Reproduce all the lines exactly as they stand, apart from the pictures.

═══ Input rows ═══

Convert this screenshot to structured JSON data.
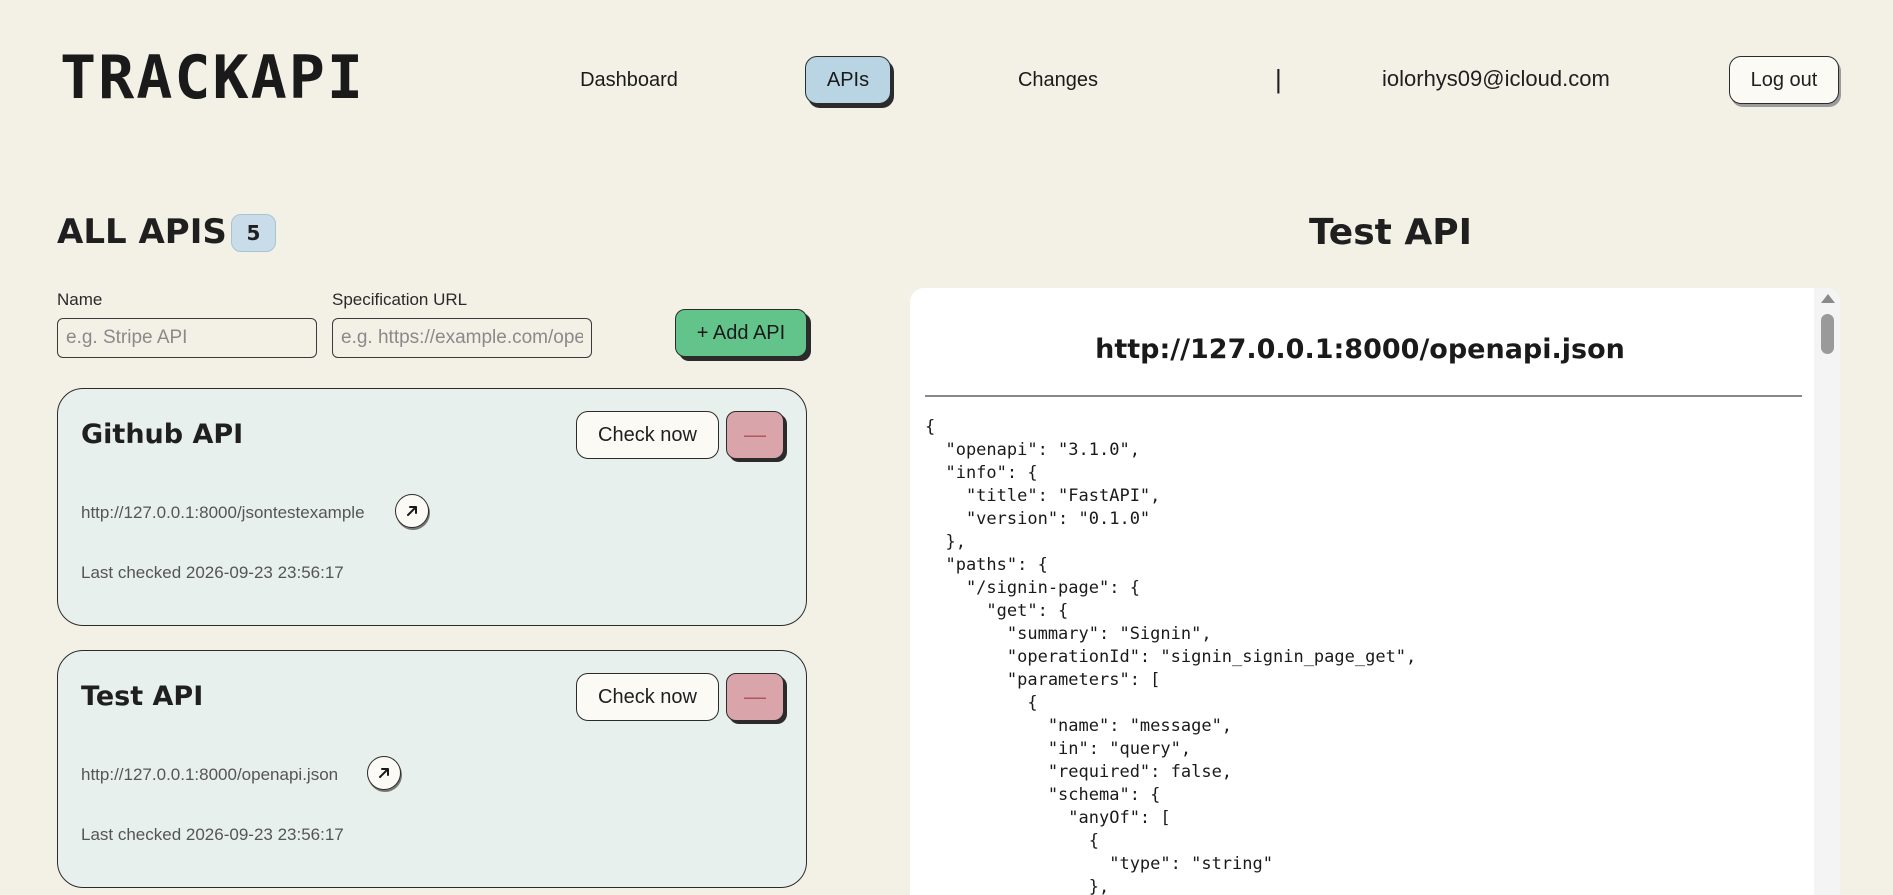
{
  "header": {
    "logo": "TRACKAPI",
    "nav": {
      "dashboard": "Dashboard",
      "apis": "APIs",
      "changes": "Changes"
    },
    "separator": "|",
    "user_email": "iolorhys09@icloud.com",
    "logout_label": "Log out"
  },
  "list": {
    "title": "ALL APIS",
    "count": "5",
    "form": {
      "name_label": "Name",
      "name_placeholder": "e.g. Stripe API",
      "spec_label": "Specification URL",
      "spec_placeholder": "e.g. https://example.com/openapi.json",
      "add_label": "+ Add API"
    },
    "apis": [
      {
        "name": "Github API",
        "url": "http://127.0.0.1:8000/jsontestexample",
        "last_checked": "Last checked 2026-09-23 23:56:17",
        "check_label": "Check now",
        "remove_label": "—"
      },
      {
        "name": "Test API",
        "url": "http://127.0.0.1:8000/openapi.json",
        "last_checked": "Last checked 2026-09-23 23:56:17",
        "check_label": "Check now",
        "remove_label": "—"
      }
    ]
  },
  "detail": {
    "title": "Test API",
    "spec_url": "http://127.0.0.1:8000/openapi.json",
    "spec_json": "{\n  \"openapi\": \"3.1.0\",\n  \"info\": {\n    \"title\": \"FastAPI\",\n    \"version\": \"0.1.0\"\n  },\n  \"paths\": {\n    \"/signin-page\": {\n      \"get\": {\n        \"summary\": \"Signin\",\n        \"operationId\": \"signin_signin_page_get\",\n        \"parameters\": [\n          {\n            \"name\": \"message\",\n            \"in\": \"query\",\n            \"required\": false,\n            \"schema\": {\n              \"anyOf\": [\n                {\n                  \"type\": \"string\"\n                },"
  }
}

═══

● **Result below**:
Convert this screenshot to structured JSON data.
{
  "header": {
    "logo": "TRACKAPI",
    "nav": {
      "dashboard": "Dashboard",
      "apis": "APIs",
      "changes": "Changes"
    },
    "separator": "|",
    "user_email": "iolorhys09@icloud.com",
    "logout_label": "Log out"
  },
  "list": {
    "title": "ALL APIS",
    "count": "5",
    "form": {
      "name_label": "Name",
      "name_placeholder": "e.g. Stripe API",
      "spec_label": "Specification URL",
      "spec_placeholder": "e.g. https://example.com/openapi.json",
      "add_label": "+ Add API"
    },
    "apis": [
      {
        "name": "Github API",
        "url": "http://127.0.0.1:8000/jsontestexample",
        "last_checked": "Last checked 2026-09-23 23:56:17",
        "check_label": "Check now",
        "remove_label": "—"
      },
      {
        "name": "Test API",
        "url": "http://127.0.0.1:8000/openapi.json",
        "last_checked": "Last checked 2026-09-23 23:56:17",
        "check_label": "Check now",
        "remove_label": "—"
      }
    ]
  },
  "detail": {
    "title": "Test API",
    "spec_url": "http://127.0.0.1:8000/openapi.json",
    "spec_json": "{\n  \"openapi\": \"3.1.0\",\n  \"info\": {\n    \"title\": \"FastAPI\",\n    \"version\": \"0.1.0\"\n  },\n  \"paths\": {\n    \"/signin-page\": {\n      \"get\": {\n        \"summary\": \"Signin\",\n        \"operationId\": \"signin_signin_page_get\",\n        \"parameters\": [\n          {\n            \"name\": \"message\",\n            \"in\": \"query\",\n            \"required\": false,\n            \"schema\": {\n              \"anyOf\": [\n                {\n                  \"type\": \"string\"\n                },"
  }
}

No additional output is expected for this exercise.